#### Task brief:
Beneath this task is a listing; retype all of it exactly.
[start Available data]
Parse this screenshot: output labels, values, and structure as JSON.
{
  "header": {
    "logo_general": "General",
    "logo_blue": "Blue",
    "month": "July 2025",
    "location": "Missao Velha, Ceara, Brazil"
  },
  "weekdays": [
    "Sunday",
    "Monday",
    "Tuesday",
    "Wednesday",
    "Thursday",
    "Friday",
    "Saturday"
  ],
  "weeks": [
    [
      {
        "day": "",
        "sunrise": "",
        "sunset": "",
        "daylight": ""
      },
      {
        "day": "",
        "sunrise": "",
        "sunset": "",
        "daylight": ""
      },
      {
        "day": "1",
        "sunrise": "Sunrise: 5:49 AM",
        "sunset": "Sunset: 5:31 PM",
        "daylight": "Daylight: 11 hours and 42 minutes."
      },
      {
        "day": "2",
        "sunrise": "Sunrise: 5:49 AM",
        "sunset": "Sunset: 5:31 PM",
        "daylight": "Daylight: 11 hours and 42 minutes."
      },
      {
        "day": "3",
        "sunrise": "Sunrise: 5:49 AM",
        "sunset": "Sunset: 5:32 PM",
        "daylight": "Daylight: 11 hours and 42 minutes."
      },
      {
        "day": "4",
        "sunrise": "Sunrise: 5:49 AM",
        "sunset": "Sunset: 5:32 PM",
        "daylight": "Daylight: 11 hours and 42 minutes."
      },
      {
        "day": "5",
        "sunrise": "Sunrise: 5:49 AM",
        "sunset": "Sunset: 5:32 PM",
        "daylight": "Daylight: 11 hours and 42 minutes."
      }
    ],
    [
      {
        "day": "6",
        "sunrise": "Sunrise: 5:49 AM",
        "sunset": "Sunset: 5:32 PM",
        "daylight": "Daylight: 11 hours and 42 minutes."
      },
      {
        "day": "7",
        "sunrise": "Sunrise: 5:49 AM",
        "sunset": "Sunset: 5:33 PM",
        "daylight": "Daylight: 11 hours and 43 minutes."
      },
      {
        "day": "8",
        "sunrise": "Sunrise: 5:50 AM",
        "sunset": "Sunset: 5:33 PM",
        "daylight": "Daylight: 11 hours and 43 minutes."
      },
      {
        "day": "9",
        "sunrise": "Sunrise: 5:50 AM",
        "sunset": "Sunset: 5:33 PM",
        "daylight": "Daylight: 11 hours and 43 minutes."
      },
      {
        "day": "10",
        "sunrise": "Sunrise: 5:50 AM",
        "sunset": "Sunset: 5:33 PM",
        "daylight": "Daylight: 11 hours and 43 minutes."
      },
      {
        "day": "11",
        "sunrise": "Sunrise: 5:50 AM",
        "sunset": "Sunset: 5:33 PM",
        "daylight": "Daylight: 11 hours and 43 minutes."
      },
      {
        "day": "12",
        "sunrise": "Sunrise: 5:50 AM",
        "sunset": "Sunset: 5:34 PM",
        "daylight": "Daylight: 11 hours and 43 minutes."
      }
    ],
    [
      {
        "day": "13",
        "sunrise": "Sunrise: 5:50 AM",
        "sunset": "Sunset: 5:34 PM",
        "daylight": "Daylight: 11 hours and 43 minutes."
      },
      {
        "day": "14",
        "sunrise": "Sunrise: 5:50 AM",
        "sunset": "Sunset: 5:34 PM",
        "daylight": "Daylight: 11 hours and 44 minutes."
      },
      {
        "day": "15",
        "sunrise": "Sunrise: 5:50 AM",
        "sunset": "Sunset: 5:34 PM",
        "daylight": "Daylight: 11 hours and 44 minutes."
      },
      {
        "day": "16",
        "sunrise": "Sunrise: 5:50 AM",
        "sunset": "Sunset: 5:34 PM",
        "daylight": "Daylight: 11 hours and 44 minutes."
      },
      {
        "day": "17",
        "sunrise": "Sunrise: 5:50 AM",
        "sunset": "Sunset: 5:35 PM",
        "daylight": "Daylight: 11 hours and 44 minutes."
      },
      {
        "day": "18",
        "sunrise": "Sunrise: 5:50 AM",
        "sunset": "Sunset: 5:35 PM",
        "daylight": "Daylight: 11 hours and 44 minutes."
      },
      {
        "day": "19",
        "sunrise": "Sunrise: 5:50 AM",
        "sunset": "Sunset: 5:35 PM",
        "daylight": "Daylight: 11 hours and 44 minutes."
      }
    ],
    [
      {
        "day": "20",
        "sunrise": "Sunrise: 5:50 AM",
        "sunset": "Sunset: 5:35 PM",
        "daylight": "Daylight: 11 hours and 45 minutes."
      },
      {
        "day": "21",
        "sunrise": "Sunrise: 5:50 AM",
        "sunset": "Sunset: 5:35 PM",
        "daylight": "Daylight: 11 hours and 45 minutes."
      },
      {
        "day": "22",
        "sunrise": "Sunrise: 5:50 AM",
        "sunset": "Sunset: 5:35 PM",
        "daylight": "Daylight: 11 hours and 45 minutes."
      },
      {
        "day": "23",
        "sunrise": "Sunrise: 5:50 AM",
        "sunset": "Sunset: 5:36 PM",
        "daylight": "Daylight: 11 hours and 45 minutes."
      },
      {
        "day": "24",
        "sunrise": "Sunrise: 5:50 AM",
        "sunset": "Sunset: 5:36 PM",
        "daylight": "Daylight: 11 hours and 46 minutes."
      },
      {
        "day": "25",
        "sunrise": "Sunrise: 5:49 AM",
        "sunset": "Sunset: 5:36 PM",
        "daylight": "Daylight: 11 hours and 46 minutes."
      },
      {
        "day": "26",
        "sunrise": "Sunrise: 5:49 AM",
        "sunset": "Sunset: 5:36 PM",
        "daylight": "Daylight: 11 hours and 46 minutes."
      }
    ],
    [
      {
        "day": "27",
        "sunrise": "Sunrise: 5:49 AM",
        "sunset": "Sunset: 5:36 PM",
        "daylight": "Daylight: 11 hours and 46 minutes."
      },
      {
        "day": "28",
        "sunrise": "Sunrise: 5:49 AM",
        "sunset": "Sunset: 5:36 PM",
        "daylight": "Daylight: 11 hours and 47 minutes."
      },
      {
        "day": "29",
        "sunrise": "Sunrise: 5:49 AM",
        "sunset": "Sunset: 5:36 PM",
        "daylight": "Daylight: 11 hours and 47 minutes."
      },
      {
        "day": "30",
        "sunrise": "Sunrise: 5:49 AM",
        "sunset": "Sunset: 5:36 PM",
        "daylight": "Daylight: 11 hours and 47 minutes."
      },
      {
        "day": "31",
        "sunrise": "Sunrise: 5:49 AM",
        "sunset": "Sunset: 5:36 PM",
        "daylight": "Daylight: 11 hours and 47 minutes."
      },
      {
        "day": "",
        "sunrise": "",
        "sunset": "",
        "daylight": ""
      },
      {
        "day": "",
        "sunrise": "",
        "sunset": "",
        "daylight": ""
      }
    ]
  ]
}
[end Available data]
#### Answer to this exercise:
Parse this screenshot: output labels, values, and structure as JSON.
{
  "header": {
    "logo_general": "General",
    "logo_blue": "Blue",
    "month": "July 2025",
    "location": "Missao Velha, Ceara, Brazil"
  },
  "weekdays": [
    "Sunday",
    "Monday",
    "Tuesday",
    "Wednesday",
    "Thursday",
    "Friday",
    "Saturday"
  ],
  "weeks": [
    [
      {
        "day": "",
        "sunrise": "",
        "sunset": "",
        "daylight": ""
      },
      {
        "day": "",
        "sunrise": "",
        "sunset": "",
        "daylight": ""
      },
      {
        "day": "1",
        "sunrise": "Sunrise: 5:49 AM",
        "sunset": "Sunset: 5:31 PM",
        "daylight": "Daylight: 11 hours and 42 minutes."
      },
      {
        "day": "2",
        "sunrise": "Sunrise: 5:49 AM",
        "sunset": "Sunset: 5:31 PM",
        "daylight": "Daylight: 11 hours and 42 minutes."
      },
      {
        "day": "3",
        "sunrise": "Sunrise: 5:49 AM",
        "sunset": "Sunset: 5:32 PM",
        "daylight": "Daylight: 11 hours and 42 minutes."
      },
      {
        "day": "4",
        "sunrise": "Sunrise: 5:49 AM",
        "sunset": "Sunset: 5:32 PM",
        "daylight": "Daylight: 11 hours and 42 minutes."
      },
      {
        "day": "5",
        "sunrise": "Sunrise: 5:49 AM",
        "sunset": "Sunset: 5:32 PM",
        "daylight": "Daylight: 11 hours and 42 minutes."
      }
    ],
    [
      {
        "day": "6",
        "sunrise": "Sunrise: 5:49 AM",
        "sunset": "Sunset: 5:32 PM",
        "daylight": "Daylight: 11 hours and 42 minutes."
      },
      {
        "day": "7",
        "sunrise": "Sunrise: 5:49 AM",
        "sunset": "Sunset: 5:33 PM",
        "daylight": "Daylight: 11 hours and 43 minutes."
      },
      {
        "day": "8",
        "sunrise": "Sunrise: 5:50 AM",
        "sunset": "Sunset: 5:33 PM",
        "daylight": "Daylight: 11 hours and 43 minutes."
      },
      {
        "day": "9",
        "sunrise": "Sunrise: 5:50 AM",
        "sunset": "Sunset: 5:33 PM",
        "daylight": "Daylight: 11 hours and 43 minutes."
      },
      {
        "day": "10",
        "sunrise": "Sunrise: 5:50 AM",
        "sunset": "Sunset: 5:33 PM",
        "daylight": "Daylight: 11 hours and 43 minutes."
      },
      {
        "day": "11",
        "sunrise": "Sunrise: 5:50 AM",
        "sunset": "Sunset: 5:33 PM",
        "daylight": "Daylight: 11 hours and 43 minutes."
      },
      {
        "day": "12",
        "sunrise": "Sunrise: 5:50 AM",
        "sunset": "Sunset: 5:34 PM",
        "daylight": "Daylight: 11 hours and 43 minutes."
      }
    ],
    [
      {
        "day": "13",
        "sunrise": "Sunrise: 5:50 AM",
        "sunset": "Sunset: 5:34 PM",
        "daylight": "Daylight: 11 hours and 43 minutes."
      },
      {
        "day": "14",
        "sunrise": "Sunrise: 5:50 AM",
        "sunset": "Sunset: 5:34 PM",
        "daylight": "Daylight: 11 hours and 44 minutes."
      },
      {
        "day": "15",
        "sunrise": "Sunrise: 5:50 AM",
        "sunset": "Sunset: 5:34 PM",
        "daylight": "Daylight: 11 hours and 44 minutes."
      },
      {
        "day": "16",
        "sunrise": "Sunrise: 5:50 AM",
        "sunset": "Sunset: 5:34 PM",
        "daylight": "Daylight: 11 hours and 44 minutes."
      },
      {
        "day": "17",
        "sunrise": "Sunrise: 5:50 AM",
        "sunset": "Sunset: 5:35 PM",
        "daylight": "Daylight: 11 hours and 44 minutes."
      },
      {
        "day": "18",
        "sunrise": "Sunrise: 5:50 AM",
        "sunset": "Sunset: 5:35 PM",
        "daylight": "Daylight: 11 hours and 44 minutes."
      },
      {
        "day": "19",
        "sunrise": "Sunrise: 5:50 AM",
        "sunset": "Sunset: 5:35 PM",
        "daylight": "Daylight: 11 hours and 44 minutes."
      }
    ],
    [
      {
        "day": "20",
        "sunrise": "Sunrise: 5:50 AM",
        "sunset": "Sunset: 5:35 PM",
        "daylight": "Daylight: 11 hours and 45 minutes."
      },
      {
        "day": "21",
        "sunrise": "Sunrise: 5:50 AM",
        "sunset": "Sunset: 5:35 PM",
        "daylight": "Daylight: 11 hours and 45 minutes."
      },
      {
        "day": "22",
        "sunrise": "Sunrise: 5:50 AM",
        "sunset": "Sunset: 5:35 PM",
        "daylight": "Daylight: 11 hours and 45 minutes."
      },
      {
        "day": "23",
        "sunrise": "Sunrise: 5:50 AM",
        "sunset": "Sunset: 5:36 PM",
        "daylight": "Daylight: 11 hours and 45 minutes."
      },
      {
        "day": "24",
        "sunrise": "Sunrise: 5:50 AM",
        "sunset": "Sunset: 5:36 PM",
        "daylight": "Daylight: 11 hours and 46 minutes."
      },
      {
        "day": "25",
        "sunrise": "Sunrise: 5:49 AM",
        "sunset": "Sunset: 5:36 PM",
        "daylight": "Daylight: 11 hours and 46 minutes."
      },
      {
        "day": "26",
        "sunrise": "Sunrise: 5:49 AM",
        "sunset": "Sunset: 5:36 PM",
        "daylight": "Daylight: 11 hours and 46 minutes."
      }
    ],
    [
      {
        "day": "27",
        "sunrise": "Sunrise: 5:49 AM",
        "sunset": "Sunset: 5:36 PM",
        "daylight": "Daylight: 11 hours and 46 minutes."
      },
      {
        "day": "28",
        "sunrise": "Sunrise: 5:49 AM",
        "sunset": "Sunset: 5:36 PM",
        "daylight": "Daylight: 11 hours and 47 minutes."
      },
      {
        "day": "29",
        "sunrise": "Sunrise: 5:49 AM",
        "sunset": "Sunset: 5:36 PM",
        "daylight": "Daylight: 11 hours and 47 minutes."
      },
      {
        "day": "30",
        "sunrise": "Sunrise: 5:49 AM",
        "sunset": "Sunset: 5:36 PM",
        "daylight": "Daylight: 11 hours and 47 minutes."
      },
      {
        "day": "31",
        "sunrise": "Sunrise: 5:49 AM",
        "sunset": "Sunset: 5:36 PM",
        "daylight": "Daylight: 11 hours and 47 minutes."
      },
      {
        "day": "",
        "sunrise": "",
        "sunset": "",
        "daylight": ""
      },
      {
        "day": "",
        "sunrise": "",
        "sunset": "",
        "daylight": ""
      }
    ]
  ]
}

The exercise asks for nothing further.